Start Entries supplied
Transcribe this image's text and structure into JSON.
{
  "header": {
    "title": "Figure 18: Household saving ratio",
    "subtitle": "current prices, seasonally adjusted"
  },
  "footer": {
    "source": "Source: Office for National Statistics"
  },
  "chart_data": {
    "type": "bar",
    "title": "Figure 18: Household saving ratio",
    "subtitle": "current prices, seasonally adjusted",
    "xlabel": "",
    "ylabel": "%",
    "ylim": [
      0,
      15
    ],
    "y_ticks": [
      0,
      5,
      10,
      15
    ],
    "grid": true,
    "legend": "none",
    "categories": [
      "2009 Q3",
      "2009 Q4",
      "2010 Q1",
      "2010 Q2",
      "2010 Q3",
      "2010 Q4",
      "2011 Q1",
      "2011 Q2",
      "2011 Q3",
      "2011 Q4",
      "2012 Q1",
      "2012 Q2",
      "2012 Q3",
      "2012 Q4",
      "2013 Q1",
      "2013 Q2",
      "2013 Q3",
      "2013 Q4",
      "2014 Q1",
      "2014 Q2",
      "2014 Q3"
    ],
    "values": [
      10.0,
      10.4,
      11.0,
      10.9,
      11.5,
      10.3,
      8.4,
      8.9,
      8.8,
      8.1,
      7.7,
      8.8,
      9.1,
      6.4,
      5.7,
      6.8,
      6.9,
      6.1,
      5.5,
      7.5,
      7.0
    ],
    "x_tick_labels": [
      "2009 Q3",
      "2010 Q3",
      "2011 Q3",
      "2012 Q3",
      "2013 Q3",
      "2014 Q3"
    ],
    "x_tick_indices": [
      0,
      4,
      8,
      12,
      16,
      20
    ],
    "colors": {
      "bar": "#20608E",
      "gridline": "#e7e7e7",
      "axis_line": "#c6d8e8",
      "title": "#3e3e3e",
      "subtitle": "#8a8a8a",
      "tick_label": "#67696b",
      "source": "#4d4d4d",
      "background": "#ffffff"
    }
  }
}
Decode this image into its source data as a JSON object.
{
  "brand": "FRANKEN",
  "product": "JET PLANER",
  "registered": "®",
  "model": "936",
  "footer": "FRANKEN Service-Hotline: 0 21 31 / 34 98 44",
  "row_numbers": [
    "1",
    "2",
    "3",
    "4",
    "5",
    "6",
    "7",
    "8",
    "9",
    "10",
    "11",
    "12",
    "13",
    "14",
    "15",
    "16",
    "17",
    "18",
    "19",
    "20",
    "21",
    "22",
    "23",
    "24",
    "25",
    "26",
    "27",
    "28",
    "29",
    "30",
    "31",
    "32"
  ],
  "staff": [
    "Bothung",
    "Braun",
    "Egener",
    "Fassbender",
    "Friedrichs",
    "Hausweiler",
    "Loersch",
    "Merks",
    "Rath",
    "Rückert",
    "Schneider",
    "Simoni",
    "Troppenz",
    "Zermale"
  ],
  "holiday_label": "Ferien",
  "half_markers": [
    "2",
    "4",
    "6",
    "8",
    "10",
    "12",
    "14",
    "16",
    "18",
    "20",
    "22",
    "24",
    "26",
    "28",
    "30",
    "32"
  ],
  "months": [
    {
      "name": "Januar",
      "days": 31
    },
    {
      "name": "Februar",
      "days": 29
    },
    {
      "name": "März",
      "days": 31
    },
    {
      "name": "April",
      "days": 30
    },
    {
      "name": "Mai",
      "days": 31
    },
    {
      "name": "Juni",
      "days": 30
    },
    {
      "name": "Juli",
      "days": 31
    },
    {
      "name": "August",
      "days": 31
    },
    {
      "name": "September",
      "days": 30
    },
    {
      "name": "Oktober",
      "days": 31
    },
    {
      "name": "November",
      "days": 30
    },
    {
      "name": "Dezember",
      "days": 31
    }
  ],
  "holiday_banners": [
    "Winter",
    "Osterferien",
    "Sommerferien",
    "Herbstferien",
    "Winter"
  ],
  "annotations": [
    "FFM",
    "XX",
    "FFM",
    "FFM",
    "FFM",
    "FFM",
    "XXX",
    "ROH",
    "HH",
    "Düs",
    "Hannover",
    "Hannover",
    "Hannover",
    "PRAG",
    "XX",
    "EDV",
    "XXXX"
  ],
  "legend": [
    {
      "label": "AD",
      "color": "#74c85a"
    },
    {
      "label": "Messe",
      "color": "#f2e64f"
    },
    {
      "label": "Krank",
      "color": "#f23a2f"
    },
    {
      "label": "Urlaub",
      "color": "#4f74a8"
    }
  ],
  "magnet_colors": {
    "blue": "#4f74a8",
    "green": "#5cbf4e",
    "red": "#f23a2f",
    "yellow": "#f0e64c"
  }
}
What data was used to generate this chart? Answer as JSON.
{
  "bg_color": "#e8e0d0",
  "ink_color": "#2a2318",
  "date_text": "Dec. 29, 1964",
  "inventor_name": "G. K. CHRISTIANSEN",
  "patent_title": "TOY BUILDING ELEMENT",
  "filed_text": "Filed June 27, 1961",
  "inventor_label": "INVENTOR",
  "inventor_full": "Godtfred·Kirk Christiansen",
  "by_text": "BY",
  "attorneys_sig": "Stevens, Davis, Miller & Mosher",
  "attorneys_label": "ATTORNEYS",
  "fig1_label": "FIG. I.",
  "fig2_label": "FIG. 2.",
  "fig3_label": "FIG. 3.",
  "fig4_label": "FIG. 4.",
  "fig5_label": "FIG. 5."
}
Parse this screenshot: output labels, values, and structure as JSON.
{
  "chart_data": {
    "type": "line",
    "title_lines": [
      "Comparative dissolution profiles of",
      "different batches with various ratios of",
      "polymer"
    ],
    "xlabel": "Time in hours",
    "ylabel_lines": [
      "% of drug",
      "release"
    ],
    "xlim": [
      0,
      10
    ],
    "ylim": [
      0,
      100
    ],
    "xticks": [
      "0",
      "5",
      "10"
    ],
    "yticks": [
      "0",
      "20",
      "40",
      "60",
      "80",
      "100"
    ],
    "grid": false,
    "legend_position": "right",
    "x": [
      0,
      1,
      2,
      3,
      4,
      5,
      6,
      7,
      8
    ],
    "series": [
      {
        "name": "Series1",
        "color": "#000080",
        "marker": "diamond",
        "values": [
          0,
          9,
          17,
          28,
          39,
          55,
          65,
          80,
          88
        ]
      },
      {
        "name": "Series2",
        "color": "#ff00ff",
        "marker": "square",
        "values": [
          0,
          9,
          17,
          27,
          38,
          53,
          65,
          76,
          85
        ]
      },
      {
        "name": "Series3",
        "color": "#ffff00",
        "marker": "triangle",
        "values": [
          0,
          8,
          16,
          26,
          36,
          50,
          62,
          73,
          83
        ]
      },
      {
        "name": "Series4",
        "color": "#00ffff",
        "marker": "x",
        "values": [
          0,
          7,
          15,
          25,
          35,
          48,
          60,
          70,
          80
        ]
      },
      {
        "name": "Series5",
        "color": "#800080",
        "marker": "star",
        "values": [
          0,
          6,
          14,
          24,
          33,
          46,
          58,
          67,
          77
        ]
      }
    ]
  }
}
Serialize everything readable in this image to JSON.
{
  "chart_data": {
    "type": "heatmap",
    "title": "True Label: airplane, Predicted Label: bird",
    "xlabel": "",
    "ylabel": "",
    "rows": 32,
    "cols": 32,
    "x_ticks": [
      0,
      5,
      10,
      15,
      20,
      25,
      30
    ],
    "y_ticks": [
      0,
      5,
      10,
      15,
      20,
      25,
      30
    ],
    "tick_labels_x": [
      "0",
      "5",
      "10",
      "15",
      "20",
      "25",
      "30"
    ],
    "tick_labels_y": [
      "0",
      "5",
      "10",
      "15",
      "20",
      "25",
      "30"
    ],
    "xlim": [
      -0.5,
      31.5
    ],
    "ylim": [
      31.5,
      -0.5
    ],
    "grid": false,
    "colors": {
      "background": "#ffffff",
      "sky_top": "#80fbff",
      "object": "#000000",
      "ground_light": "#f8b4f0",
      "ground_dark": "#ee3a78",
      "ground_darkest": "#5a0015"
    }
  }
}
End Entries supplied
**Exercise details:** Give again only the lines starting at the one that contains "Serialize everything readable" and running to the end of the data.

**Answer to the exercise:**
Serialize everything readable in this image to JSON.
{
  "chart_data": {
    "type": "heatmap",
    "title": "True Label: airplane, Predicted Label: bird",
    "xlabel": "",
    "ylabel": "",
    "rows": 32,
    "cols": 32,
    "x_ticks": [
      0,
      5,
      10,
      15,
      20,
      25,
      30
    ],
    "y_ticks": [
      0,
      5,
      10,
      15,
      20,
      25,
      30
    ],
    "tick_labels_x": [
      "0",
      "5",
      "10",
      "15",
      "20",
      "25",
      "30"
    ],
    "tick_labels_y": [
      "0",
      "5",
      "10",
      "15",
      "20",
      "25",
      "30"
    ],
    "xlim": [
      -0.5,
      31.5
    ],
    "ylim": [
      31.5,
      -0.5
    ],
    "grid": false,
    "colors": {
      "background": "#ffffff",
      "sky_top": "#80fbff",
      "object": "#000000",
      "ground_light": "#f8b4f0",
      "ground_dark": "#ee3a78",
      "ground_darkest": "#5a0015"
    }
  }
}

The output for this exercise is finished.